Data records:
◆ ◆ ◆ ◆
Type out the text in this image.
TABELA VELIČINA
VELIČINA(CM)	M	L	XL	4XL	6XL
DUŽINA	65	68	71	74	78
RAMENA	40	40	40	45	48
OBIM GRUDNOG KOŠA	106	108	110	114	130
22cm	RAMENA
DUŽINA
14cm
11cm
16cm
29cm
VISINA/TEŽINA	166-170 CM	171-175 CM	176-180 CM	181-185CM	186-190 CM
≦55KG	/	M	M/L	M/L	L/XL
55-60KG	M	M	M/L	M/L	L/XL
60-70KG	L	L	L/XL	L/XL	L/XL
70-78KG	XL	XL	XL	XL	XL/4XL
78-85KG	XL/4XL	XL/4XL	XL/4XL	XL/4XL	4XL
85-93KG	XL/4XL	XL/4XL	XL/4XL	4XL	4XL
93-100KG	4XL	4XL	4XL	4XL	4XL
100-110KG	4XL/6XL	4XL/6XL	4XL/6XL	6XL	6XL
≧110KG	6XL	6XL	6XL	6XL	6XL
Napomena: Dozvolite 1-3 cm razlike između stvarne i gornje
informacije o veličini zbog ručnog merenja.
◆ ◆ ◆ ◆
Exercise details:
All of the material above needs to be copied exactly.

Expected answer:
Type out the text in this image.
TABELA VELIČINA
VELIČINA(CM)	M	L	XL	4XL	6XL
DUŽINA	65	68	71	74	78
RAMENA	40	40	40	45	48
OBIM GRUDNOG KOŠA	106	108	110	114	130
22cm	RAMENA
DUŽINA
14cm
11cm
16cm
29cm
VISINA/TEŽINA	166-170 CM	171-175 CM	176-180 CM	181-185CM	186-190 CM
≦55KG	/	M	M/L	M/L	L/XL
55-60KG	M	M	M/L	M/L	L/XL
60-70KG	L	L	L/XL	L/XL	L/XL
70-78KG	XL	XL	XL	XL	XL/4XL
78-85KG	XL/4XL	XL/4XL	XL/4XL	XL/4XL	4XL
85-93KG	XL/4XL	XL/4XL	XL/4XL	4XL	4XL
93-100KG	4XL	4XL	4XL	4XL	4XL
100-110KG	4XL/6XL	4XL/6XL	4XL/6XL	6XL	6XL
≧110KG	6XL	6XL	6XL	6XL	6XL
Napomena: Dozvolite 1-3 cm razlike između stvarne i gornje
informacije o veličini zbog ručnog merenja.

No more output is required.